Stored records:

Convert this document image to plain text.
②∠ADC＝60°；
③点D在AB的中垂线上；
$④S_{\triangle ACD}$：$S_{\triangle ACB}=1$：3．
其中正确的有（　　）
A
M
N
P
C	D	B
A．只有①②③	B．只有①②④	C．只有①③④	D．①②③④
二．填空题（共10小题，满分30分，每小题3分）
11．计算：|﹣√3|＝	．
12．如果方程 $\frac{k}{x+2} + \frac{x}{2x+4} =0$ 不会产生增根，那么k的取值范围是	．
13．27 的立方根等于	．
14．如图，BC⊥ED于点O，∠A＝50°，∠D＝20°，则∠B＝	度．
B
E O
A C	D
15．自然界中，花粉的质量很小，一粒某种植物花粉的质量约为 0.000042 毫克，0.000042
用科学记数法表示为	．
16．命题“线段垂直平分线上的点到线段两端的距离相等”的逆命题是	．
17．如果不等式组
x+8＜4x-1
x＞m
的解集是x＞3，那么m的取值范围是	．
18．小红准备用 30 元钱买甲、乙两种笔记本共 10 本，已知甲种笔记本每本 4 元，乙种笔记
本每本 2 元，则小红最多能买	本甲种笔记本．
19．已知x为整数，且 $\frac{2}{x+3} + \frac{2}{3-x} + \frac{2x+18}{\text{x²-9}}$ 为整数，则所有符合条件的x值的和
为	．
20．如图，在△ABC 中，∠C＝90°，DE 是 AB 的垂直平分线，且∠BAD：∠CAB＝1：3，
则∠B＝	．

Your goal: Retype every entry above, word for word.

Result of the exercise:
Convert this document image to plain text.
②∠ADC＝60°；
③点D在AB的中垂线上；
$④S_{\triangle ACD}$：$S_{\triangle ACB}=1$：3．
其中正确的有（　　）
A
M
N
P
C	D	B
A．只有①②③	B．只有①②④	C．只有①③④	D．①②③④
二．填空题（共10小题，满分30分，每小题3分）
11．计算：|﹣√3|＝	．
12．如果方程 $\frac{k}{x+2} + \frac{x}{2x+4} =0$ 不会产生增根，那么k的取值范围是	．
13．27 的立方根等于	．
14．如图，BC⊥ED于点O，∠A＝50°，∠D＝20°，则∠B＝	度．
B
E O
A C	D
15．自然界中，花粉的质量很小，一粒某种植物花粉的质量约为 0.000042 毫克，0.000042
用科学记数法表示为	．
16．命题“线段垂直平分线上的点到线段两端的距离相等”的逆命题是	．
17．如果不等式组
x+8＜4x-1
x＞m
的解集是x＞3，那么m的取值范围是	．
18．小红准备用 30 元钱买甲、乙两种笔记本共 10 本，已知甲种笔记本每本 4 元，乙种笔记
本每本 2 元，则小红最多能买	本甲种笔记本．
19．已知x为整数，且 $\frac{2}{x+3} + \frac{2}{3-x} + \frac{2x+18}{\text{x²-9}}$ 为整数，则所有符合条件的x值的和
为	．
20．如图，在△ABC 中，∠C＝90°，DE 是 AB 的垂直平分线，且∠BAD：∠CAB＝1：3，
则∠B＝	．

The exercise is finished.